Quote all of the entries word for word.

--*--

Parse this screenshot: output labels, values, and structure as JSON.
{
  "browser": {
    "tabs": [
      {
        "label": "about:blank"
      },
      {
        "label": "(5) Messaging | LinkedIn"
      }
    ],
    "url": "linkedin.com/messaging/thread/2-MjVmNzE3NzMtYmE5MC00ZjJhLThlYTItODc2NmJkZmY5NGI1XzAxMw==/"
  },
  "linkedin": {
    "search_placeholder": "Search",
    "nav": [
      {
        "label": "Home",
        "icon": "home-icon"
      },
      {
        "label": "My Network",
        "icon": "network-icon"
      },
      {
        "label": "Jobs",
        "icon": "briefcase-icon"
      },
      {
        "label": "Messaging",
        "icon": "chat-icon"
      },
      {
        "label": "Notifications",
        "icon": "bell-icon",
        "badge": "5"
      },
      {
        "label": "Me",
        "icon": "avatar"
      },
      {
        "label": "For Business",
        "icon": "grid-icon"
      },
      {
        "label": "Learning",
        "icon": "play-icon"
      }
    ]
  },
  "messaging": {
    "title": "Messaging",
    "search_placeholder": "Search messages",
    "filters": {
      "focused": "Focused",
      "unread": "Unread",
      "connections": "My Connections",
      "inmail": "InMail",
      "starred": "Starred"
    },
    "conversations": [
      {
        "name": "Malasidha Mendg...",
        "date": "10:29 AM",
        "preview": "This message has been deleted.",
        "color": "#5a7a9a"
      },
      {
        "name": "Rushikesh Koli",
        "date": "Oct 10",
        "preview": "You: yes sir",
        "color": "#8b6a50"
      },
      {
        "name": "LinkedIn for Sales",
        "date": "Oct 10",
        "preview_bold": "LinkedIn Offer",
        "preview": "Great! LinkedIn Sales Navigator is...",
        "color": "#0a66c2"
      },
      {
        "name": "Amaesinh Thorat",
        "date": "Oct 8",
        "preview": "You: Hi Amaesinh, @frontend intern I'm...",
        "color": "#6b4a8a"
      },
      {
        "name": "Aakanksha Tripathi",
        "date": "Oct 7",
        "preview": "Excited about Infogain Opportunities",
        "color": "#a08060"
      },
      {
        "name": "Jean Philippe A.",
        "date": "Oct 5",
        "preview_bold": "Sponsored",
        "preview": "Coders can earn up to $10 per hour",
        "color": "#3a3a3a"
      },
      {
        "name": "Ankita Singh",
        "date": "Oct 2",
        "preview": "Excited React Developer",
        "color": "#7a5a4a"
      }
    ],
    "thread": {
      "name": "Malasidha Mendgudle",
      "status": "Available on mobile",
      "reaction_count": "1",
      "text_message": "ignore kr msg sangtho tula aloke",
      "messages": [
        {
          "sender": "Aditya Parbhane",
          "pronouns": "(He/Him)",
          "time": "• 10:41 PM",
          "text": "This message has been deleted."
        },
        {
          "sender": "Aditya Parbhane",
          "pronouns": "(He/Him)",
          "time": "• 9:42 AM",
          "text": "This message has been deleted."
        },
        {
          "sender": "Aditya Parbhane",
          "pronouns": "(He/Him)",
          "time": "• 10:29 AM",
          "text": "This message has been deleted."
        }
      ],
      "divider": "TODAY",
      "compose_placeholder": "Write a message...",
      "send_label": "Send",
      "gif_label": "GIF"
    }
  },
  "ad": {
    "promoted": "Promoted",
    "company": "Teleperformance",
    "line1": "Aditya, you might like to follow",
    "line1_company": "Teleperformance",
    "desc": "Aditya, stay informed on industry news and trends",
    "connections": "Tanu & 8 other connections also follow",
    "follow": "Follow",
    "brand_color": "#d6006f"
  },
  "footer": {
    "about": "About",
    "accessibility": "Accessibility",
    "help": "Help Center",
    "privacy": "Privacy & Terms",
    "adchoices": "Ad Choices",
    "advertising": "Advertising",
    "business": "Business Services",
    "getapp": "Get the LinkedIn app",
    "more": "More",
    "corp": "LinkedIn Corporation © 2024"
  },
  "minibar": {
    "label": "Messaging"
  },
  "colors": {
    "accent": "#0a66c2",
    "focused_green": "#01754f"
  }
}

--*--

Full answer:
Parse this screenshot: output labels, values, and structure as JSON.
{
  "browser": {
    "tabs": [
      {
        "label": "about:blank"
      },
      {
        "label": "(5) Messaging | LinkedIn"
      }
    ],
    "url": "linkedin.com/messaging/thread/2-MjVmNzE3NzMtYmE5MC00ZjJhLThlYTItODc2NmJkZmY5NGI1XzAxMw==/"
  },
  "linkedin": {
    "search_placeholder": "Search",
    "nav": [
      {
        "label": "Home",
        "icon": "home-icon"
      },
      {
        "label": "My Network",
        "icon": "network-icon"
      },
      {
        "label": "Jobs",
        "icon": "briefcase-icon"
      },
      {
        "label": "Messaging",
        "icon": "chat-icon"
      },
      {
        "label": "Notifications",
        "icon": "bell-icon",
        "badge": "5"
      },
      {
        "label": "Me",
        "icon": "avatar"
      },
      {
        "label": "For Business",
        "icon": "grid-icon"
      },
      {
        "label": "Learning",
        "icon": "play-icon"
      }
    ]
  },
  "messaging": {
    "title": "Messaging",
    "search_placeholder": "Search messages",
    "filters": {
      "focused": "Focused",
      "unread": "Unread",
      "connections": "My Connections",
      "inmail": "InMail",
      "starred": "Starred"
    },
    "conversations": [
      {
        "name": "Malasidha Mendg...",
        "date": "10:29 AM",
        "preview": "This message has been deleted.",
        "color": "#5a7a9a"
      },
      {
        "name": "Rushikesh Koli",
        "date": "Oct 10",
        "preview": "You: yes sir",
        "color": "#8b6a50"
      },
      {
        "name": "LinkedIn for Sales",
        "date": "Oct 10",
        "preview_bold": "LinkedIn Offer",
        "preview": "Great! LinkedIn Sales Navigator is...",
        "color": "#0a66c2"
      },
      {
        "name": "Amaesinh Thorat",
        "date": "Oct 8",
        "preview": "You: Hi Amaesinh, @frontend intern I'm...",
        "color": "#6b4a8a"
      },
      {
        "name": "Aakanksha Tripathi",
        "date": "Oct 7",
        "preview": "Excited about Infogain Opportunities",
        "color": "#a08060"
      },
      {
        "name": "Jean Philippe A.",
        "date": "Oct 5",
        "preview_bold": "Sponsored",
        "preview": "Coders can earn up to $10 per hour",
        "color": "#3a3a3a"
      },
      {
        "name": "Ankita Singh",
        "date": "Oct 2",
        "preview": "Excited React Developer",
        "color": "#7a5a4a"
      }
    ],
    "thread": {
      "name": "Malasidha Mendgudle",
      "status": "Available on mobile",
      "reaction_count": "1",
      "text_message": "ignore kr msg sangtho tula aloke",
      "messages": [
        {
          "sender": "Aditya Parbhane",
          "pronouns": "(He/Him)",
          "time": "• 10:41 PM",
          "text": "This message has been deleted."
        },
        {
          "sender": "Aditya Parbhane",
          "pronouns": "(He/Him)",
          "time": "• 9:42 AM",
          "text": "This message has been deleted."
        },
        {
          "sender": "Aditya Parbhane",
          "pronouns": "(He/Him)",
          "time": "• 10:29 AM",
          "text": "This message has been deleted."
        }
      ],
      "divider": "TODAY",
      "compose_placeholder": "Write a message...",
      "send_label": "Send",
      "gif_label": "GIF"
    }
  },
  "ad": {
    "promoted": "Promoted",
    "company": "Teleperformance",
    "line1": "Aditya, you might like to follow",
    "line1_company": "Teleperformance",
    "desc": "Aditya, stay informed on industry news and trends",
    "connections": "Tanu & 8 other connections also follow",
    "follow": "Follow",
    "brand_color": "#d6006f"
  },
  "footer": {
    "about": "About",
    "accessibility": "Accessibility",
    "help": "Help Center",
    "privacy": "Privacy & Terms",
    "adchoices": "Ad Choices",
    "advertising": "Advertising",
    "business": "Business Services",
    "getapp": "Get the LinkedIn app",
    "more": "More",
    "corp": "LinkedIn Corporation © 2024"
  },
  "minibar": {
    "label": "Messaging"
  },
  "colors": {
    "accent": "#0a66c2",
    "focused_green": "#01754f"
  }
}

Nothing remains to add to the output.